THE PROBLEM:
Each record below should be repeated precisely as written.

Items from a dataset:
▬▬▬▬▬▬▬▬▬▬

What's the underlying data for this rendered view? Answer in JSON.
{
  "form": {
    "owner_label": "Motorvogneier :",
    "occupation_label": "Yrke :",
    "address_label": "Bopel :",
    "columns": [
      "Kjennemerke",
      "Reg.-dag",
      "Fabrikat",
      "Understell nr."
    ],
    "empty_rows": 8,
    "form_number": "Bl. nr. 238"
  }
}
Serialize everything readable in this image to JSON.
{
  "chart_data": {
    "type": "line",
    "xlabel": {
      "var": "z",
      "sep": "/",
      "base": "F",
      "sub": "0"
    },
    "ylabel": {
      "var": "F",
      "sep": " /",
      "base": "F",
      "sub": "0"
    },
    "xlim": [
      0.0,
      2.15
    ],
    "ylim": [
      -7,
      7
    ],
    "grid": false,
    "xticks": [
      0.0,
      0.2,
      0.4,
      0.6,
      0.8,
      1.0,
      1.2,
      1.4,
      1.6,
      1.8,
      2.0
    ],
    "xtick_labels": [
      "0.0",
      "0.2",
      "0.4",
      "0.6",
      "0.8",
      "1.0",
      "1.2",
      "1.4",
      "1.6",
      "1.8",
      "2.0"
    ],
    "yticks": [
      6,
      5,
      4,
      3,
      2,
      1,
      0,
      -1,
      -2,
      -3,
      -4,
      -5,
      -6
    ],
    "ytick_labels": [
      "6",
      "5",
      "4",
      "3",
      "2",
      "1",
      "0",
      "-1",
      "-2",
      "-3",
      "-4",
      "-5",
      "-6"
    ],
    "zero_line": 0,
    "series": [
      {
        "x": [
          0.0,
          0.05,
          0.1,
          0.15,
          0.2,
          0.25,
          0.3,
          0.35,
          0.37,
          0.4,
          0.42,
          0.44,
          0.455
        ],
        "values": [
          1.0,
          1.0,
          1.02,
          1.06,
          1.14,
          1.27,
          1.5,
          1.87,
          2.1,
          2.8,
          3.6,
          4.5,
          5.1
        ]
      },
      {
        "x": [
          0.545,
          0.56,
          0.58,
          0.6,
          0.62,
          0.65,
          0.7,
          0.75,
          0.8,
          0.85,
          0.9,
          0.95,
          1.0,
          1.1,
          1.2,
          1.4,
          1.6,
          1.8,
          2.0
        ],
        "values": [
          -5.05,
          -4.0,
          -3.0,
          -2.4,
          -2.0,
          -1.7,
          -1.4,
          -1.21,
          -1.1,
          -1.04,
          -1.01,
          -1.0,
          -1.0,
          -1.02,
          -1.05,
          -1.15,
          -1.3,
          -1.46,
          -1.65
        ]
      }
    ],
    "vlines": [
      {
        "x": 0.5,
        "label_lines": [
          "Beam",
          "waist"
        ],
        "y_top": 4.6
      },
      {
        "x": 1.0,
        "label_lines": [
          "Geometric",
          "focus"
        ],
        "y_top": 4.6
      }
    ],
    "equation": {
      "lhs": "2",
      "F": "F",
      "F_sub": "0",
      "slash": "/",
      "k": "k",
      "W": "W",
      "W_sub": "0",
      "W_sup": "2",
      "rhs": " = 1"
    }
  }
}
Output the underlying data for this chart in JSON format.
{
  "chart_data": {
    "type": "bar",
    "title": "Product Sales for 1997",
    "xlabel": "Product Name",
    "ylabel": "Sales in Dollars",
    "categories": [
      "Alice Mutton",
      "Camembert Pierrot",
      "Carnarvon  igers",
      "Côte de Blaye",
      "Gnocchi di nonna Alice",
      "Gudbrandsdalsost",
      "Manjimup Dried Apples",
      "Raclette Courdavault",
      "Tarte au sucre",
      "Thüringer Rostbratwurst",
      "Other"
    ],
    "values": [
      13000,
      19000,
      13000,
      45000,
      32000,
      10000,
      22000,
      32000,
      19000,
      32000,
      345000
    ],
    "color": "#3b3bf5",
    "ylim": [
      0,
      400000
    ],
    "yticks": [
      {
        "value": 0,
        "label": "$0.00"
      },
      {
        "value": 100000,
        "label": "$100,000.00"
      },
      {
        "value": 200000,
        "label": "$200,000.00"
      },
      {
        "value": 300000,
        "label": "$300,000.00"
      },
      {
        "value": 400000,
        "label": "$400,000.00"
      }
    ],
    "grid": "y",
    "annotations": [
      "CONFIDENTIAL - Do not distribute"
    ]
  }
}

▬▬▬▬▬▬▬▬▬▬

TASK OUTPUT:
What's the underlying data for this rendered view? Answer in JSON.
{
  "form": {
    "owner_label": "Motorvogneier :",
    "occupation_label": "Yrke :",
    "address_label": "Bopel :",
    "columns": [
      "Kjennemerke",
      "Reg.-dag",
      "Fabrikat",
      "Understell nr."
    ],
    "empty_rows": 8,
    "form_number": "Bl. nr. 238"
  }
}
Serialize everything readable in this image to JSON.
{
  "chart_data": {
    "type": "line",
    "xlabel": {
      "var": "z",
      "sep": "/",
      "base": "F",
      "sub": "0"
    },
    "ylabel": {
      "var": "F",
      "sep": " /",
      "base": "F",
      "sub": "0"
    },
    "xlim": [
      0.0,
      2.15
    ],
    "ylim": [
      -7,
      7
    ],
    "grid": false,
    "xticks": [
      0.0,
      0.2,
      0.4,
      0.6,
      0.8,
      1.0,
      1.2,
      1.4,
      1.6,
      1.8,
      2.0
    ],
    "xtick_labels": [
      "0.0",
      "0.2",
      "0.4",
      "0.6",
      "0.8",
      "1.0",
      "1.2",
      "1.4",
      "1.6",
      "1.8",
      "2.0"
    ],
    "yticks": [
      6,
      5,
      4,
      3,
      2,
      1,
      0,
      -1,
      -2,
      -3,
      -4,
      -5,
      -6
    ],
    "ytick_labels": [
      "6",
      "5",
      "4",
      "3",
      "2",
      "1",
      "0",
      "-1",
      "-2",
      "-3",
      "-4",
      "-5",
      "-6"
    ],
    "zero_line": 0,
    "series": [
      {
        "x": [
          0.0,
          0.05,
          0.1,
          0.15,
          0.2,
          0.25,
          0.3,
          0.35,
          0.37,
          0.4,
          0.42,
          0.44,
          0.455
        ],
        "values": [
          1.0,
          1.0,
          1.02,
          1.06,
          1.14,
          1.27,
          1.5,
          1.87,
          2.1,
          2.8,
          3.6,
          4.5,
          5.1
        ]
      },
      {
        "x": [
          0.545,
          0.56,
          0.58,
          0.6,
          0.62,
          0.65,
          0.7,
          0.75,
          0.8,
          0.85,
          0.9,
          0.95,
          1.0,
          1.1,
          1.2,
          1.4,
          1.6,
          1.8,
          2.0
        ],
        "values": [
          -5.05,
          -4.0,
          -3.0,
          -2.4,
          -2.0,
          -1.7,
          -1.4,
          -1.21,
          -1.1,
          -1.04,
          -1.01,
          -1.0,
          -1.0,
          -1.02,
          -1.05,
          -1.15,
          -1.3,
          -1.46,
          -1.65
        ]
      }
    ],
    "vlines": [
      {
        "x": 0.5,
        "label_lines": [
          "Beam",
          "waist"
        ],
        "y_top": 4.6
      },
      {
        "x": 1.0,
        "label_lines": [
          "Geometric",
          "focus"
        ],
        "y_top": 4.6
      }
    ],
    "equation": {
      "lhs": "2",
      "F": "F",
      "F_sub": "0",
      "slash": "/",
      "k": "k",
      "W": "W",
      "W_sub": "0",
      "W_sup": "2",
      "rhs": " = 1"
    }
  }
}
Output the underlying data for this chart in JSON format.
{
  "chart_data": {
    "type": "bar",
    "title": "Product Sales for 1997",
    "xlabel": "Product Name",
    "ylabel": "Sales in Dollars",
    "categories": [
      "Alice Mutton",
      "Camembert Pierrot",
      "Carnarvon  igers",
      "Côte de Blaye",
      "Gnocchi di nonna Alice",
      "Gudbrandsdalsost",
      "Manjimup Dried Apples",
      "Raclette Courdavault",
      "Tarte au sucre",
      "Thüringer Rostbratwurst",
      "Other"
    ],
    "values": [
      13000,
      19000,
      13000,
      45000,
      32000,
      10000,
      22000,
      32000,
      19000,
      32000,
      345000
    ],
    "color": "#3b3bf5",
    "ylim": [
      0,
      400000
    ],
    "yticks": [
      {
        "value": 0,
        "label": "$0.00"
      },
      {
        "value": 100000,
        "label": "$100,000.00"
      },
      {
        "value": 200000,
        "label": "$200,000.00"
      },
      {
        "value": 300000,
        "label": "$300,000.00"
      },
      {
        "value": 400000,
        "label": "$400,000.00"
      }
    ],
    "grid": "y",
    "annotations": [
      "CONFIDENTIAL - Do not distribute"
    ]
  }
}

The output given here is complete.